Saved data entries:
------------------------------------

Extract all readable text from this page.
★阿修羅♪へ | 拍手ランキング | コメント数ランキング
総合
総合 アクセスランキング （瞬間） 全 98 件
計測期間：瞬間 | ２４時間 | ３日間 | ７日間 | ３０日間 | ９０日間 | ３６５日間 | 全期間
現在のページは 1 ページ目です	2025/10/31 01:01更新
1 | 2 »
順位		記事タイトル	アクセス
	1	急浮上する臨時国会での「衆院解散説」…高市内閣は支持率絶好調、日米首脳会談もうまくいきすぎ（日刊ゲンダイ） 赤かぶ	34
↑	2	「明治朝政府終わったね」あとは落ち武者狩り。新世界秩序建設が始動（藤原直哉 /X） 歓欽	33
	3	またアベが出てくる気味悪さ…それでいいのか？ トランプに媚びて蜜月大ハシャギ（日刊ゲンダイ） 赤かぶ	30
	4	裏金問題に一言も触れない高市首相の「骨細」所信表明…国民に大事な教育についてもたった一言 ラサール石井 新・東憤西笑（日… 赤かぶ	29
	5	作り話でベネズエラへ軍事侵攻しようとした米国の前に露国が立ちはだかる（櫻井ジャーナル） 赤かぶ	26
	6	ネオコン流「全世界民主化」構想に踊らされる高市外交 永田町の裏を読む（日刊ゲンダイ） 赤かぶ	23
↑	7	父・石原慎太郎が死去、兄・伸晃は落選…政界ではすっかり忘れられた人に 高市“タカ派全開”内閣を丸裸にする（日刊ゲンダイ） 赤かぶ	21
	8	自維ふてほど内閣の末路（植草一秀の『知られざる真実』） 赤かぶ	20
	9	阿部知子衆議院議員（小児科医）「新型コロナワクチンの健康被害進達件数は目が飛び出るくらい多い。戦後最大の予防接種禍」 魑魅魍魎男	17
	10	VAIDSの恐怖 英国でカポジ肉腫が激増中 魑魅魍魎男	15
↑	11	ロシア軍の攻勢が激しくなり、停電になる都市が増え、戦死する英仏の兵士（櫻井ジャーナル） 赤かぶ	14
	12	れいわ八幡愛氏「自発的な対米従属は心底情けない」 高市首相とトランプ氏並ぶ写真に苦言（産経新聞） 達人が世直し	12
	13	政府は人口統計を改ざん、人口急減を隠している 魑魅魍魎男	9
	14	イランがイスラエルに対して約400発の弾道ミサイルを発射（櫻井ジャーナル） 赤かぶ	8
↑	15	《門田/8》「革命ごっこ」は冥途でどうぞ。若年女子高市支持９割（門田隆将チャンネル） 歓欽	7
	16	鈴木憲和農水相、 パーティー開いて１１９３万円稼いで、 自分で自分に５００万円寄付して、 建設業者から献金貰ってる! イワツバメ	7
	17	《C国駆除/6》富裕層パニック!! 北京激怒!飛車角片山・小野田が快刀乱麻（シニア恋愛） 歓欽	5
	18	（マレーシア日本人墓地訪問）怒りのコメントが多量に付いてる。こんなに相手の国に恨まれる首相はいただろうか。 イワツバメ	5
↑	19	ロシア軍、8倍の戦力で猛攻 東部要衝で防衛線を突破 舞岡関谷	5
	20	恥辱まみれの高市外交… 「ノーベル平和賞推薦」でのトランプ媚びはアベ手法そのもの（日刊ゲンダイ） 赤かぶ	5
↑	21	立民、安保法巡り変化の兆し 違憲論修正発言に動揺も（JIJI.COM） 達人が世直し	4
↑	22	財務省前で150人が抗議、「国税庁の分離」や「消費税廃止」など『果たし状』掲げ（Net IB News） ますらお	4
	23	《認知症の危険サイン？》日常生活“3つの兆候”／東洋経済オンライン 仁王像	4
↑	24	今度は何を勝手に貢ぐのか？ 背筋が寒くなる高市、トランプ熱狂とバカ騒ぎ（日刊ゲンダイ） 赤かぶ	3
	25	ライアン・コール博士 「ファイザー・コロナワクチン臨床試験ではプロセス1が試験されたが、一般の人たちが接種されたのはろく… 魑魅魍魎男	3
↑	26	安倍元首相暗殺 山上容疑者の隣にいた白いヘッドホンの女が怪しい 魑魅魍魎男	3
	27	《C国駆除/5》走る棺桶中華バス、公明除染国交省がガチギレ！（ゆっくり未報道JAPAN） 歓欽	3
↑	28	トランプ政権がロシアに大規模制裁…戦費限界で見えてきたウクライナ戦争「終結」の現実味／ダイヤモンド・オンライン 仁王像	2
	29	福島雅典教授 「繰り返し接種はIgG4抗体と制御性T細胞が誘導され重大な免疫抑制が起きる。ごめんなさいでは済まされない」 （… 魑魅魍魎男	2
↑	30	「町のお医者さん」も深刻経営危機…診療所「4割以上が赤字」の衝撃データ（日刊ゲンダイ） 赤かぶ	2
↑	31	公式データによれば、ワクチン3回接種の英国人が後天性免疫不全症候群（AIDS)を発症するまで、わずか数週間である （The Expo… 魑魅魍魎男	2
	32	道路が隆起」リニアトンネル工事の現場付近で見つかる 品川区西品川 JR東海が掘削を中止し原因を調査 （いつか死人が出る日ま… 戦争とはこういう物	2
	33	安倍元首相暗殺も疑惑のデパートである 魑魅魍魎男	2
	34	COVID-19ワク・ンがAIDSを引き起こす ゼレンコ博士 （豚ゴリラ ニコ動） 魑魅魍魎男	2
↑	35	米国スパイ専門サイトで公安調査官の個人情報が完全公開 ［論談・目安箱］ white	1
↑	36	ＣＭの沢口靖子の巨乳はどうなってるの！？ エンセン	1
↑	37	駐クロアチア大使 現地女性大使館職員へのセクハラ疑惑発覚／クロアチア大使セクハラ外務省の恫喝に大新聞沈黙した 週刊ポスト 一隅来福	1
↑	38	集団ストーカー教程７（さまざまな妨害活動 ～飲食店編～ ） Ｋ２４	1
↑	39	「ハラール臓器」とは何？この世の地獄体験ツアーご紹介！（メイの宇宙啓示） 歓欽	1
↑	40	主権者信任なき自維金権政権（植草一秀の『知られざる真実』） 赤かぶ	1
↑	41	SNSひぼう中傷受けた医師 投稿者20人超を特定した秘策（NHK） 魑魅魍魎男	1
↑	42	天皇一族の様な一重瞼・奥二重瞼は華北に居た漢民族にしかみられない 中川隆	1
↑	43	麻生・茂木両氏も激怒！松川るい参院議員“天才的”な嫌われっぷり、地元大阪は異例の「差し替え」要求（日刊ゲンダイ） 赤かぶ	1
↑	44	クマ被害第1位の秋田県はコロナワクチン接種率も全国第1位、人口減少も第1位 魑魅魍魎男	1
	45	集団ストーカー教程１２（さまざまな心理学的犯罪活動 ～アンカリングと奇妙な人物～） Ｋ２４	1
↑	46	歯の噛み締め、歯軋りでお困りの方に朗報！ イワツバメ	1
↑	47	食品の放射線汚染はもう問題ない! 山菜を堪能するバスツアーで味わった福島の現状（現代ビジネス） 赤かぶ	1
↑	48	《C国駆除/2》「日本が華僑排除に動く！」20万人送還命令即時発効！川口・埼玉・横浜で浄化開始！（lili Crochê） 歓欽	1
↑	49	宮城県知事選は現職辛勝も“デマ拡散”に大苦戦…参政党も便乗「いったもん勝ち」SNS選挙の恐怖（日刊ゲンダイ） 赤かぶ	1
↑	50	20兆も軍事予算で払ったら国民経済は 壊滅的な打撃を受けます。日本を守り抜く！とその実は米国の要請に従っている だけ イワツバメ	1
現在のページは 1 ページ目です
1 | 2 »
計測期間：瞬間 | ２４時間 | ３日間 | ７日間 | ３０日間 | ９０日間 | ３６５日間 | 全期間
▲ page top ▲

------------------------------------

Among the entries, how many lines include the word "page"? Answer with a single number and nothing further.

SOLUTION TO THIS PROBLEM: 2